Exercise details
Repeat the whole listing below, word for word.

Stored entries
* START *
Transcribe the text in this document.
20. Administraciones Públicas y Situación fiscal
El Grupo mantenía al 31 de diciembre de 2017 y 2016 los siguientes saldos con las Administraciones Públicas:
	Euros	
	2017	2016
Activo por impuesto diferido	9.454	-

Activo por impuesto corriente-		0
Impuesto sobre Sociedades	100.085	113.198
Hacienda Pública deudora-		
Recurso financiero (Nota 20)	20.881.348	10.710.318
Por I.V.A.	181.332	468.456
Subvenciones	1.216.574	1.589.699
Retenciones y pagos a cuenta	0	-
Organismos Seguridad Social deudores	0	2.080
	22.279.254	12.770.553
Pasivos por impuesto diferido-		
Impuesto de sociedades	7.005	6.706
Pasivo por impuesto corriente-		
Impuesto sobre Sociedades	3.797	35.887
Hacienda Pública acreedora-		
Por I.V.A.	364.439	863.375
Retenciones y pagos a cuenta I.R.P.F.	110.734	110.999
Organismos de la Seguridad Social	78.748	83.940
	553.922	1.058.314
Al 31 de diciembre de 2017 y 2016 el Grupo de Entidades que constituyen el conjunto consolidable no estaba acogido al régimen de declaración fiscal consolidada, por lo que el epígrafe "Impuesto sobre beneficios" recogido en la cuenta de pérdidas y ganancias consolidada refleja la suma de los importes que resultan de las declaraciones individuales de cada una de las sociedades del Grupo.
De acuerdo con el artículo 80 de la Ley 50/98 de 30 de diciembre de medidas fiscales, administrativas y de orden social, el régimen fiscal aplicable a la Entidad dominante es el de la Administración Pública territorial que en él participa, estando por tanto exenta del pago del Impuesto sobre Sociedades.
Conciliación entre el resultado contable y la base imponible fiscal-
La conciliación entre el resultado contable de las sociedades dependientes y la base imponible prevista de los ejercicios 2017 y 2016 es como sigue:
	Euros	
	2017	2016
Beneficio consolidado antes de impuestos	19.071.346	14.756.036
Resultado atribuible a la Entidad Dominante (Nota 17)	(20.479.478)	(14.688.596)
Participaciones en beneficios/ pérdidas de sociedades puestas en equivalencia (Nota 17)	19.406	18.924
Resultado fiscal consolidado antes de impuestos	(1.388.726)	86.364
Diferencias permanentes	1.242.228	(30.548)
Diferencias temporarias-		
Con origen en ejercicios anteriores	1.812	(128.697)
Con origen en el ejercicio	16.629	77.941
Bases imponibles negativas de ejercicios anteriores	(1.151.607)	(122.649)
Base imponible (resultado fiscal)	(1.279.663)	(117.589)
* END *
In response
Transcribe the text in this document.
20. Administraciones Públicas y Situación fiscal
El Grupo mantenía al 31 de diciembre de 2017 y 2016 los siguientes saldos con las Administraciones Públicas:
	Euros	
	2017	2016
Activo por impuesto diferido	9.454	-

Activo por impuesto corriente-		0
Impuesto sobre Sociedades	100.085	113.198
Hacienda Pública deudora-		
Recurso financiero (Nota 20)	20.881.348	10.710.318
Por I.V.A.	181.332	468.456
Subvenciones	1.216.574	1.589.699
Retenciones y pagos a cuenta	0	-
Organismos Seguridad Social deudores	0	2.080
	22.279.254	12.770.553
Pasivos por impuesto diferido-		
Impuesto de sociedades	7.005	6.706
Pasivo por impuesto corriente-		
Impuesto sobre Sociedades	3.797	35.887
Hacienda Pública acreedora-		
Por I.V.A.	364.439	863.375
Retenciones y pagos a cuenta I.R.P.F.	110.734	110.999
Organismos de la Seguridad Social	78.748	83.940
	553.922	1.058.314
Al 31 de diciembre de 2017 y 2016 el Grupo de Entidades que constituyen el conjunto consolidable no estaba acogido al régimen de declaración fiscal consolidada, por lo que el epígrafe "Impuesto sobre beneficios" recogido en la cuenta de pérdidas y ganancias consolidada refleja la suma de los importes que resultan de las declaraciones individuales de cada una de las sociedades del Grupo.
De acuerdo con el artículo 80 de la Ley 50/98 de 30 de diciembre de medidas fiscales, administrativas y de orden social, el régimen fiscal aplicable a la Entidad dominante es el de la Administración Pública territorial que en él participa, estando por tanto exenta del pago del Impuesto sobre Sociedades.
Conciliación entre el resultado contable y la base imponible fiscal-
La conciliación entre el resultado contable de las sociedades dependientes y la base imponible prevista de los ejercicios 2017 y 2016 es como sigue:
	Euros	
	2017	2016
Beneficio consolidado antes de impuestos	19.071.346	14.756.036
Resultado atribuible a la Entidad Dominante (Nota 17)	(20.479.478)	(14.688.596)
Participaciones en beneficios/ pérdidas de sociedades puestas en equivalencia (Nota 17)	19.406	18.924
Resultado fiscal consolidado antes de impuestos	(1.388.726)	86.364
Diferencias permanentes	1.242.228	(30.548)
Diferencias temporarias-		
Con origen en ejercicios anteriores	1.812	(128.697)
Con origen en el ejercicio	16.629	77.941
Bases imponibles negativas de ejercicios anteriores	(1.151.607)	(122.649)
Base imponible (resultado fiscal)	(1.279.663)	(117.589)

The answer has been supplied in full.